§ **Passage extrait**
« Il n’est pas normal que les contrôles soient autant angoissants pour les agriculteurs »
TNC le 13/10/2023 à 18:18
Deux députés proposent, dans un rapport sur les contrôles des exploitations agricoles, une série de recommandations pour lutter contre une « inflation normative » et une judiciarisation des procédures. Les co-rapporteurs plaident notamment en faveur d’une harmonisation des réglementations, propice au retour d'un climat de confiance.
« Il n’est absolument pas normal ni admissible que les contrôles soient source à ce point d’angoisses pour nos agriculteurs. » C’est ainsi qu’Anne-Laure Blin et Eric Martineau, députés du groupe LR et du Mouvement Démocrate, ont présenté à l’Assemblée nationale le 11 octobre un rapport sur les contrôles administratifs pesant sur la profession agricole. Au terme d’un travail de 6 mois d’audition et de terrain, ils ont pu relever un sentiment d’insécurité de la profession face à la superposition de réglementations parfois jugées contradictoires. Les rapporteurs proposent dans ce contexte l’appui des pouvoirs publics afin d’apporter plus de cohérence dans les dispositifs de contrôle afin de lutter contre le mal-être agricole.
Lutter contre la judiciarisation des procédures
« Face aux mesures contradictoires entre des mesures agricoles et les mesures de protection de la biodiversité, il y a des grandes incohérences sur les choix de notre pays pour protéger nos agriculteurs. Nous avons fait des préconisations pour modifier la loi concernant notamment le droit à l’erreur. La loi ESSCOC de 2018 a ouvert un droit à l’erreur, mais dans le dispositif en vigueur, les agriculteurs ne peuvent pas l’invoquer », affirme la députée Anne-Laure Blin.
La judiciarisation des procédures liées à la question du droit de l’environnement contribue à l’exacerbation d’un mal-être agricole, selon les auditions réalisées par le groupe de travail pour cette mission d’information. Elle s’accompagne de contrôles inopinés parfois en raison de dénonciations pouvant s’étaler sur 15 jours annuellement et déboucher sur des auditions en gendarmerie ou des sanctions pénales.
Afin de lutter contre la prévalence des solutions judiciaires, et rétablir un climat de confiance, les députés préconisent ainsi un rééquilibrage des rapports entre l’administration et les agriculteurs. Les rapporteurs recommandent dans ce sens une plus grande sensibilisation des opérateurs de contrôle aux problématiques agricoles mais aussi un renforcement de l’accompagnement des chambres d’agriculture, en termes de conseils prodigués aux exploitants, mais aussi dans la « définition des objectifs des campagnes de contrôle dans les exploitations agricoles ».

§ **Données**

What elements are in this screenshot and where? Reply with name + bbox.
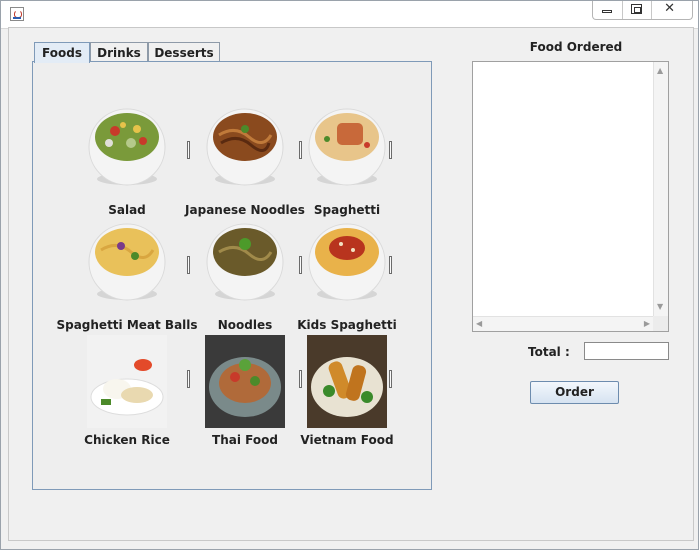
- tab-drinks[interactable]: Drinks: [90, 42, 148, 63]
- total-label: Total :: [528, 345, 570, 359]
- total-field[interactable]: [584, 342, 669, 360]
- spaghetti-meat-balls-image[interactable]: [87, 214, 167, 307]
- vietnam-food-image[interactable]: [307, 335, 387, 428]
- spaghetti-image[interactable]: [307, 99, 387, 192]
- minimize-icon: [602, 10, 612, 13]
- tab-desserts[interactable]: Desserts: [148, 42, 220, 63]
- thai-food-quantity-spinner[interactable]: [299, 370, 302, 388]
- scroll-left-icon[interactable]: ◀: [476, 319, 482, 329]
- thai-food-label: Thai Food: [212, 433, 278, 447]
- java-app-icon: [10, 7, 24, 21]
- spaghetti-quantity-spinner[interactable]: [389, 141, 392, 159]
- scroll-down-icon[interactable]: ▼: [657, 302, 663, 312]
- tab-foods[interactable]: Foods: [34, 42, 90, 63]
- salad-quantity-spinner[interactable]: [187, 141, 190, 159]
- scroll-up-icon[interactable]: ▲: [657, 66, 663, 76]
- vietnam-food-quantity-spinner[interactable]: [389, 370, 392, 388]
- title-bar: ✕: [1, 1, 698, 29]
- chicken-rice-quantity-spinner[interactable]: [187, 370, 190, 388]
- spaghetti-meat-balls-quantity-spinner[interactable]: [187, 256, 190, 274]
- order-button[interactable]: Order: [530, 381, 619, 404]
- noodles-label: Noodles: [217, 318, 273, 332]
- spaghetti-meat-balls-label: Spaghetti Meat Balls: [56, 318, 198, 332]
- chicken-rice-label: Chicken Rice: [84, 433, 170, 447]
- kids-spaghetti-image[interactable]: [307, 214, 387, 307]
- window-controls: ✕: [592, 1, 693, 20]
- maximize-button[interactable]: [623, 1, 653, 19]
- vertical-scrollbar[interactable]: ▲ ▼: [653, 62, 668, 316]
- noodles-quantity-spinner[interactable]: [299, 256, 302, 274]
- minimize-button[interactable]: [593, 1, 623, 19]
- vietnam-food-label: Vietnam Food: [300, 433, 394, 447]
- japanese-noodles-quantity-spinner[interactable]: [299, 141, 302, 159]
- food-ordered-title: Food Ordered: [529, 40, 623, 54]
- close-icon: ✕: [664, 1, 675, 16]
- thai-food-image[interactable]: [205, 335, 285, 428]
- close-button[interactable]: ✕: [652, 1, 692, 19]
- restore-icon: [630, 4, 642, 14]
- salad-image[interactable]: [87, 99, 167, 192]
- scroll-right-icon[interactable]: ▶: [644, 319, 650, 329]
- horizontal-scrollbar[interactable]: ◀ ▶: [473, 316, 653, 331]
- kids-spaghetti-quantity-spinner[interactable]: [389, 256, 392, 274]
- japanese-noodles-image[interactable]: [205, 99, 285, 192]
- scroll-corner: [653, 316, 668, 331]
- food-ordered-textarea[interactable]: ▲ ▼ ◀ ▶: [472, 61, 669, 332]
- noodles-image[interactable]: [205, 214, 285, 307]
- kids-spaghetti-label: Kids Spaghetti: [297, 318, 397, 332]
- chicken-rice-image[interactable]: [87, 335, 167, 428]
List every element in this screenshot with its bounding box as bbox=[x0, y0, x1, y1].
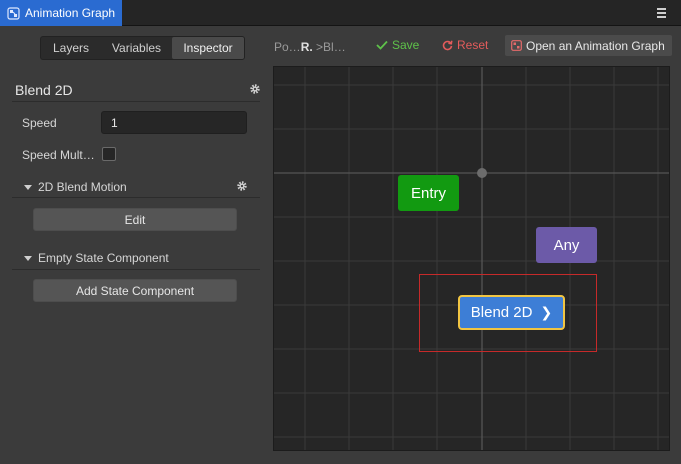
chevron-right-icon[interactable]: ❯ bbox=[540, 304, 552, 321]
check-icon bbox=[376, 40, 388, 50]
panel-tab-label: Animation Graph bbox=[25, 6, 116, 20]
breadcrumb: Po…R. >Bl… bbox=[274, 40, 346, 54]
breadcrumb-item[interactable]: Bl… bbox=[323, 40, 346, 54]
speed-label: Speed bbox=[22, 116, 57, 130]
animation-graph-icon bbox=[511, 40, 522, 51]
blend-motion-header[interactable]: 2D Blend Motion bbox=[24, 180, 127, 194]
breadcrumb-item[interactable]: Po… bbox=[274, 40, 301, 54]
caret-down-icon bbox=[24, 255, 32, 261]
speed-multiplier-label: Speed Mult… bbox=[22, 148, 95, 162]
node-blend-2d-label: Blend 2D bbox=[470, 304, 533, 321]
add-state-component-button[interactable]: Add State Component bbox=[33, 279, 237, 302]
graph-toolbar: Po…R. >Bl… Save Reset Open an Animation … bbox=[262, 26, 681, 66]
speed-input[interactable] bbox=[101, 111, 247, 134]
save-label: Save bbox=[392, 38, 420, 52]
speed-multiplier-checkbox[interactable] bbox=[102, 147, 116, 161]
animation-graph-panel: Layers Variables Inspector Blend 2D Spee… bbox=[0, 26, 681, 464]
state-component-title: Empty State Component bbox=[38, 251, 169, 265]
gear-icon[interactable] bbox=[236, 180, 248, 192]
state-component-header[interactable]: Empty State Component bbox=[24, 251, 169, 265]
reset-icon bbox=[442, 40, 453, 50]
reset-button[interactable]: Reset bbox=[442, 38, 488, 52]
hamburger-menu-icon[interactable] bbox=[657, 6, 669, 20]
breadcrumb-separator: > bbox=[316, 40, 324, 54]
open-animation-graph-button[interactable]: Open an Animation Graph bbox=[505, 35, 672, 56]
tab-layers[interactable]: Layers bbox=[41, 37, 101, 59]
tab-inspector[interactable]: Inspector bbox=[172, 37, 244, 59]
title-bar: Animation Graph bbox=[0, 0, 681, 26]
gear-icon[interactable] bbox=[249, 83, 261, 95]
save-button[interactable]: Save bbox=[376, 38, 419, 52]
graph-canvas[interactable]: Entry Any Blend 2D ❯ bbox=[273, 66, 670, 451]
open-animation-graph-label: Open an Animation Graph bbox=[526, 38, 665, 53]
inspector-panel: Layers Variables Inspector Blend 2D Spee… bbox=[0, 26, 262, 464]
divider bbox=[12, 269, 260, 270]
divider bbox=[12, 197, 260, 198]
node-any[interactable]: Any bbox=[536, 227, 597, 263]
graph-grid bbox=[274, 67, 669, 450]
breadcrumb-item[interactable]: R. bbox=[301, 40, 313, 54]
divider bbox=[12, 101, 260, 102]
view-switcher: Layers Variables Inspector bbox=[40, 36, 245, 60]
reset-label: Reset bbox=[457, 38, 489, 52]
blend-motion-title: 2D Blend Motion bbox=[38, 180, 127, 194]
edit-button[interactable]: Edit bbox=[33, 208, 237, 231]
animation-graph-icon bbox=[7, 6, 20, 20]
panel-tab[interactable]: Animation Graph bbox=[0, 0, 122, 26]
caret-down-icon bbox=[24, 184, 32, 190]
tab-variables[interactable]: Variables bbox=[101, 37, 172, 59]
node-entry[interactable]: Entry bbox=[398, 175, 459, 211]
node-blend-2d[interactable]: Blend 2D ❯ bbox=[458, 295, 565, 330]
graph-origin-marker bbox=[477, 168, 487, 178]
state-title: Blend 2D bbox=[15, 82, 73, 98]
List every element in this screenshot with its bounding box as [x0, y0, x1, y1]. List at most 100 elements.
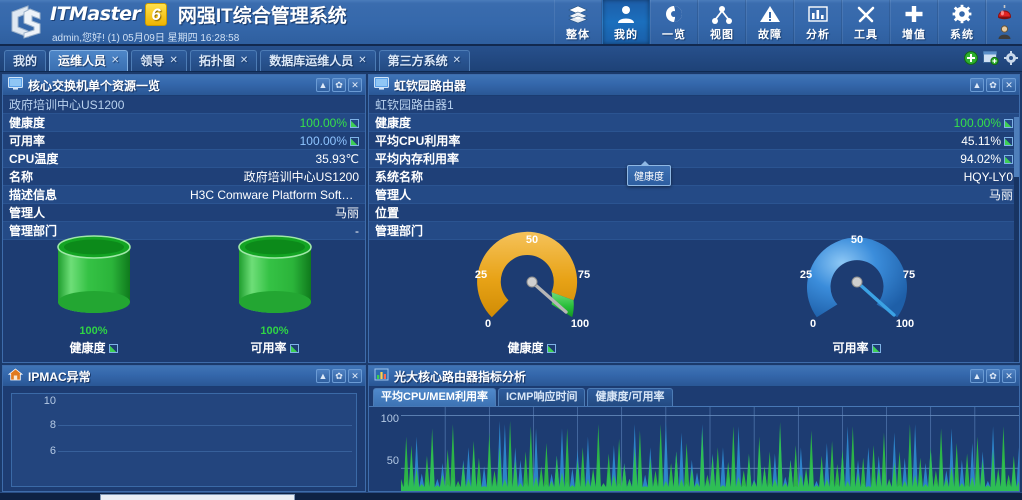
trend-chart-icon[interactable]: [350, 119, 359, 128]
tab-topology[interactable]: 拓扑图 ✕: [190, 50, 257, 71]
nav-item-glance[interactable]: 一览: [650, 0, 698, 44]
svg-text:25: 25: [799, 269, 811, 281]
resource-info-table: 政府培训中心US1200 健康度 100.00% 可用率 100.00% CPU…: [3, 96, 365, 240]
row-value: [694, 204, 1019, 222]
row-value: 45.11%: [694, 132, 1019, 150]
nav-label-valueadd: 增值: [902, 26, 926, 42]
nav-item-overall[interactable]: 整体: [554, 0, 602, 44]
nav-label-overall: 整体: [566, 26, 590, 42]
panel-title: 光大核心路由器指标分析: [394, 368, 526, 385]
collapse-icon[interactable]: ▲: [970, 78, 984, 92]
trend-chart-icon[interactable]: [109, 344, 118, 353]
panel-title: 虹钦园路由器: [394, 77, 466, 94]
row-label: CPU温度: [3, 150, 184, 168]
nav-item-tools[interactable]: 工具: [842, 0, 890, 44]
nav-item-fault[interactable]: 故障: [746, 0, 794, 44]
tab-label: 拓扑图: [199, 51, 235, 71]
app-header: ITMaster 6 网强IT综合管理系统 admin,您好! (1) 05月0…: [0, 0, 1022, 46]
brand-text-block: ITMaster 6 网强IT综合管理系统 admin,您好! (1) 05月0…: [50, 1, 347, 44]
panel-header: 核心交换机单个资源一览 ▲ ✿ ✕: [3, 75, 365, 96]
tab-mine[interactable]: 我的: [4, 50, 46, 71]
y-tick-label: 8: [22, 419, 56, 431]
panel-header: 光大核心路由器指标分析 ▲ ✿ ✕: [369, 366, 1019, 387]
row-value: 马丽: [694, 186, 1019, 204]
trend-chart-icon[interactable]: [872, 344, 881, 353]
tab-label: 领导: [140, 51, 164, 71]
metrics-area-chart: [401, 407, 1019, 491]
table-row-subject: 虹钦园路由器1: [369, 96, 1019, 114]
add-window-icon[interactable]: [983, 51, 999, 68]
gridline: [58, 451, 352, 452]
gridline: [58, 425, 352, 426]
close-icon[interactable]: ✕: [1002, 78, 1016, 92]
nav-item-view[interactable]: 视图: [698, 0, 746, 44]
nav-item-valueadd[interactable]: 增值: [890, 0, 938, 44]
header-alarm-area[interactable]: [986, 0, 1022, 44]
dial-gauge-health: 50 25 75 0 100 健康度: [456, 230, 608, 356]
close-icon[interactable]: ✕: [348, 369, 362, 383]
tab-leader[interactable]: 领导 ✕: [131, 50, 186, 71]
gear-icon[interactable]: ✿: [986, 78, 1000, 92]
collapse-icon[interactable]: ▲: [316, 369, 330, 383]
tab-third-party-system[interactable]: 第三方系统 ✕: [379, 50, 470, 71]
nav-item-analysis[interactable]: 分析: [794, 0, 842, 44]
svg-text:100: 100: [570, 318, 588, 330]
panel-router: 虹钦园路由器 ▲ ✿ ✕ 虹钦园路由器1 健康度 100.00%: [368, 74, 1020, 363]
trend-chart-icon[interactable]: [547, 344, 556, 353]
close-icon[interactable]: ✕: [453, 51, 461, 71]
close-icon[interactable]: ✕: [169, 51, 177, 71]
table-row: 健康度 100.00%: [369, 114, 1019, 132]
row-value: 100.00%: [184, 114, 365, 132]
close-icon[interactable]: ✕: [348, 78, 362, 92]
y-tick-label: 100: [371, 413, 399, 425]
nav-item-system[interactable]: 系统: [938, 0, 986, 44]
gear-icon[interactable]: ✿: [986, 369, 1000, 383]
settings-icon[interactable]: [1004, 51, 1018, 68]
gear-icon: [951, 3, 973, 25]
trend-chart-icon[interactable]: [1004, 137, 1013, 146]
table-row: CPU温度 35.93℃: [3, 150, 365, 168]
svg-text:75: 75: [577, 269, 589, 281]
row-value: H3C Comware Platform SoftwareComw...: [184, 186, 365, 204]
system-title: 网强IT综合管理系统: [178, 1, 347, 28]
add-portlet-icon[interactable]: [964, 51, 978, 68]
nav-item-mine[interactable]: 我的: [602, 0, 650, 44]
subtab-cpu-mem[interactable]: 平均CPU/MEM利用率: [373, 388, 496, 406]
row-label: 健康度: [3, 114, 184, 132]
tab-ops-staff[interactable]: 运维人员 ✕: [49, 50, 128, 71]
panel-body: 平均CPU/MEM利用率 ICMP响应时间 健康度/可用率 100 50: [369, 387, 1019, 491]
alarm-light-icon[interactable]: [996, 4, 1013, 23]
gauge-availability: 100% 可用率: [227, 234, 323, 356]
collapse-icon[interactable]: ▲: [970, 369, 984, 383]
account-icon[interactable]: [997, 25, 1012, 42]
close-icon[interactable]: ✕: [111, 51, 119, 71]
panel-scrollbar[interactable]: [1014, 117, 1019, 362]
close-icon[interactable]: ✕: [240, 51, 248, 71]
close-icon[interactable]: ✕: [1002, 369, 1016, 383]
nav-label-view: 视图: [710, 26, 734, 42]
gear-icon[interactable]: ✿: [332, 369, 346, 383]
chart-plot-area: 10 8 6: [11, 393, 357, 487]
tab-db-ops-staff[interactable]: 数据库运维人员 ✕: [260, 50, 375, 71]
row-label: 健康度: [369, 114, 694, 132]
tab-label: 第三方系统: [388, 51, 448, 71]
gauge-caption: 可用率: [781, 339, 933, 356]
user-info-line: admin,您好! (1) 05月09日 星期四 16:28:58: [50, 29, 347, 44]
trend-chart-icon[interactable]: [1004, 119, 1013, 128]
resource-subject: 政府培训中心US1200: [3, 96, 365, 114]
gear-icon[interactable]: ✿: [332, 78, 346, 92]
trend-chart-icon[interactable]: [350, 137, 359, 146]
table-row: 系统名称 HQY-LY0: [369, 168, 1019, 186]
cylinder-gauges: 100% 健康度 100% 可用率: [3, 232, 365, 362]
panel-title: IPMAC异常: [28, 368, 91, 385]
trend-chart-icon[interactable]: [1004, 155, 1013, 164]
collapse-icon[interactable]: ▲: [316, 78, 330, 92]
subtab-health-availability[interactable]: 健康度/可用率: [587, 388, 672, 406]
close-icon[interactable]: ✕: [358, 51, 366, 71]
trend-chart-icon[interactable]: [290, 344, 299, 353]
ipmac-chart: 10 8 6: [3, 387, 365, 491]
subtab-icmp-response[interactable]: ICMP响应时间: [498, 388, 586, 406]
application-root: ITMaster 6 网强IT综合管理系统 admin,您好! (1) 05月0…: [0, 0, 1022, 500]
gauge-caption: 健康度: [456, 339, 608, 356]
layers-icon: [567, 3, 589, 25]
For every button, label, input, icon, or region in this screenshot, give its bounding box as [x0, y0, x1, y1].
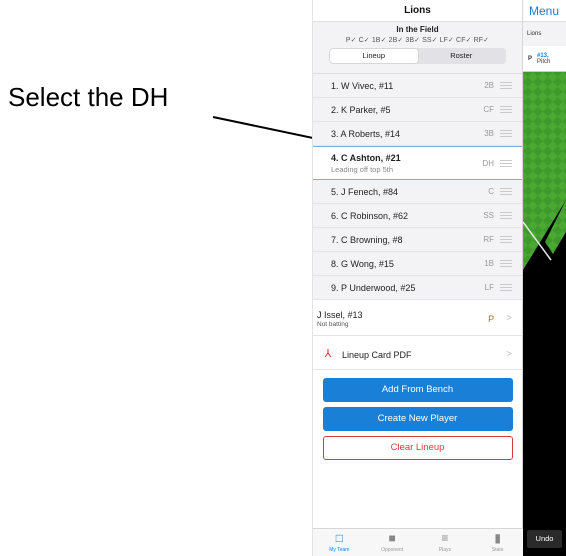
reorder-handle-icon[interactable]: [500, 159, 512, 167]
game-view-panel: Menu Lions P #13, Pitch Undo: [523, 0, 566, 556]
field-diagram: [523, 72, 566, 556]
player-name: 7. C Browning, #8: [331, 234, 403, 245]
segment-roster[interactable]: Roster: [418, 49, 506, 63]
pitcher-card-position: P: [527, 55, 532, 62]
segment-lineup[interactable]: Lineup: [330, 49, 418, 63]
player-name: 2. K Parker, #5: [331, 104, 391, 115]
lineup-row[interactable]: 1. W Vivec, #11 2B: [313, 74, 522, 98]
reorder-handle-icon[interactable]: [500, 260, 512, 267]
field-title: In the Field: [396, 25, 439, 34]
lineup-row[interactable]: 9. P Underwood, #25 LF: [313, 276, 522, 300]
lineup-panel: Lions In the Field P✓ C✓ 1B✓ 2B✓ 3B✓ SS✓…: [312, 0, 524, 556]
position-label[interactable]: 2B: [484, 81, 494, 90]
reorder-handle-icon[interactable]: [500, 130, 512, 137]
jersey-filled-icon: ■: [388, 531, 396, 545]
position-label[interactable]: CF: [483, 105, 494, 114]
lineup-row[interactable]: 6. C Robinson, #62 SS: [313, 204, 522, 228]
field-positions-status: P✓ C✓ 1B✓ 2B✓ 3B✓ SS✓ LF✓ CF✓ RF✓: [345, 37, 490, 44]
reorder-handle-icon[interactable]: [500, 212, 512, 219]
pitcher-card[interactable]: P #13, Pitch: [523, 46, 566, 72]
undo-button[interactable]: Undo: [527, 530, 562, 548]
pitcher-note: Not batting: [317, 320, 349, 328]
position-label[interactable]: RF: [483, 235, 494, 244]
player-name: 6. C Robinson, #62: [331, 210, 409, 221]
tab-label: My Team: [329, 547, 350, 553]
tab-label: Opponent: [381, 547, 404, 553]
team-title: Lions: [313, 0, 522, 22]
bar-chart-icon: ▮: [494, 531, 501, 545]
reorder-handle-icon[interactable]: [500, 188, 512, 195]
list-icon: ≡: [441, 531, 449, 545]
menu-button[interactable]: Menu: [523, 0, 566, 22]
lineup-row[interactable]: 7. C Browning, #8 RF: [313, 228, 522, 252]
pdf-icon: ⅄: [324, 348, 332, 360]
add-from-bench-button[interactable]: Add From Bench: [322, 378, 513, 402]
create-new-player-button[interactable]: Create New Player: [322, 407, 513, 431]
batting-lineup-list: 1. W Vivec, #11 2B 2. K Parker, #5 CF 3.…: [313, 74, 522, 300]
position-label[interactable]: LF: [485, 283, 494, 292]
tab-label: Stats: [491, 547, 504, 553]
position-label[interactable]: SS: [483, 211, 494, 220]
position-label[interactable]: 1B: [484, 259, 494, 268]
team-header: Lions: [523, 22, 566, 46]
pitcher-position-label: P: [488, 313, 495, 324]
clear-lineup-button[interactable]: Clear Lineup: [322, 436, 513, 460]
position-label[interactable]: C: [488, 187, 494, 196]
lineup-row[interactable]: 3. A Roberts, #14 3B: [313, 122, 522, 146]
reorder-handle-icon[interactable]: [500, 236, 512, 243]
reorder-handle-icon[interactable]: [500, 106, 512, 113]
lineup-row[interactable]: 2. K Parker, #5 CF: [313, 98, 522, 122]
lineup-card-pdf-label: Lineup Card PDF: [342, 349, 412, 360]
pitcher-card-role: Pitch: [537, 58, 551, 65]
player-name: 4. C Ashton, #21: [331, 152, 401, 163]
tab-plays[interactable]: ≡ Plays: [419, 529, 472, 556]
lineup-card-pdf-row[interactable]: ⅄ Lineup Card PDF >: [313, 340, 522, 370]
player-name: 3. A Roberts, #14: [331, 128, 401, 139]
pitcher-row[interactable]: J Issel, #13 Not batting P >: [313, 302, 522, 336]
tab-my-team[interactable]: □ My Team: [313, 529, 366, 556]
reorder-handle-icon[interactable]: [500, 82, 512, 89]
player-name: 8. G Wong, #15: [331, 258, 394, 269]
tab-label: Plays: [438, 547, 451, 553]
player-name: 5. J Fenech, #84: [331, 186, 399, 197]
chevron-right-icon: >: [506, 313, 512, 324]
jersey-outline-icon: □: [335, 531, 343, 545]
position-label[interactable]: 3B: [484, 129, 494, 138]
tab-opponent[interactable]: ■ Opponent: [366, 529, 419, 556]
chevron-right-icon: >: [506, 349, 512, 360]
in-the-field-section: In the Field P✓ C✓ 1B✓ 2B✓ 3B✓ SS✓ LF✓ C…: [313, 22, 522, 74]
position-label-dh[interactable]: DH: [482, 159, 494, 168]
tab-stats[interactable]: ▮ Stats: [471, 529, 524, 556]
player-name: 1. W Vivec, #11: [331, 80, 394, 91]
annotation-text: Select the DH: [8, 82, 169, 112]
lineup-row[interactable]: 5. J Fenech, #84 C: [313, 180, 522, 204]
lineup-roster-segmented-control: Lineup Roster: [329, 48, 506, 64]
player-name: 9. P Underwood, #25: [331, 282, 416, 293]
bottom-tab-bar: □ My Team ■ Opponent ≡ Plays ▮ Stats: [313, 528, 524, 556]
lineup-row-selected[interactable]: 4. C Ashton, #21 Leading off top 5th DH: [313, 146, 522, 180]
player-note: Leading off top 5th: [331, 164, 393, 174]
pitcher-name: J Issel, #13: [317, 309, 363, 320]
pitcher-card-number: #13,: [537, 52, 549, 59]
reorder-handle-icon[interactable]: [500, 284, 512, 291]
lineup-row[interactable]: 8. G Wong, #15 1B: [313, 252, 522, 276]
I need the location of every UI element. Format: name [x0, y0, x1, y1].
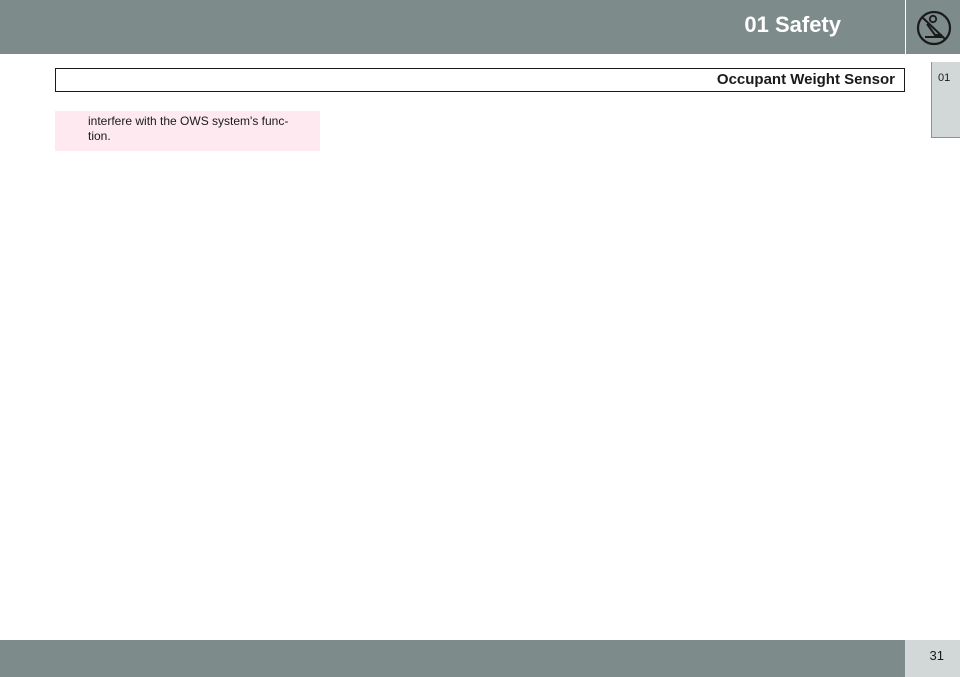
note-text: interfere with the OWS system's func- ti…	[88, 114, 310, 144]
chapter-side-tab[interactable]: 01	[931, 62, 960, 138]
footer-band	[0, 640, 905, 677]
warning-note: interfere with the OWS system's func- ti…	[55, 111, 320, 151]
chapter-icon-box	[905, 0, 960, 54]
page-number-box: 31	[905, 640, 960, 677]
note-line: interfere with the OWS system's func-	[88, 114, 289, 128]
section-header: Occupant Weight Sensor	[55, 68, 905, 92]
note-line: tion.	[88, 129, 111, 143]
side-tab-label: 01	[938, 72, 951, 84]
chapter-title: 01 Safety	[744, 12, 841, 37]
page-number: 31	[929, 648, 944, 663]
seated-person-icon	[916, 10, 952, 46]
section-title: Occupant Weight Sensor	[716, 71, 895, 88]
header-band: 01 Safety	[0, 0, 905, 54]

§ **Demande écrite**
Rédigez la suite de l'article sur les contrôles des exploitations agricoles, à partir de sa dernière phrase. Ces entrées proviennent d'une autre source que le texte.

§ **Réponse attendue**
Favoriser l’harmonisation des contrôles
« Il faut arrêter avec ce fonctionnement d’administration en silo et arriver à une harmonisation et un vrai cap déterminé par le politique. Nous avons préconisé qu’un certain nombre d’instances soient harmonisées et fusionnées sous l’autorité du préfet de manière à savoir où on va en matière de contrôle », poursuit le député LR. Il est notamment question des cellules Colden (comités opérationnels de lutte contre la délinquance environnementale) ou Codaf (comités opérationnels départementaux anti-fraude) pouvant avoir des missions analogues en matière de « police judiciaire de l’environnement » et entraîner une multiplication des contrôles.
« Aucune autre profession ne subit autant de vérifications de son activité. Le malaise est grand et le risque de suicide est très élevé par rapport au reste de la population. Avec ce rapport, nous avons souhaité renouer la confiance entre l’administration française et les agriculteurs et lutter contre un sentiment de déconnexion et une incompréhension de la ruralité », résume Anne-Laure Blin.
Les 19 recommandations du rapport sur les contrôles dans les exploitations agricoles
– Publier les stats anonymisées des contrôles inopinés et ou après dénonciation dans les exploitations agricoles à l’échelle nationale et départementale
– Œuvrer à la mise en cohérence et à la simplification du droit applicable aux exploitations agricoles
– Stabiliser l’état du droit applicable
– Veiller à une transposition rigoureuse des obligations et des règles du droit européen applicable aux exploitations agricoles/Évaluer le risque de surtransposition dans le cadre des études d’impact annexées au projet de loi
– Systématiser l’accompagnement par un tiers dans le cadre des contrôles dans les exploitations agricoles
– Établir des protocoles entre les paquets et les services de l’Etat sous l’autorité du préfet
– Mettre en place dans l’ordre interne le système d’alerte sans sanction financière autorisé par la programmation 2023-2027 de la Politique agricole commune (Pac)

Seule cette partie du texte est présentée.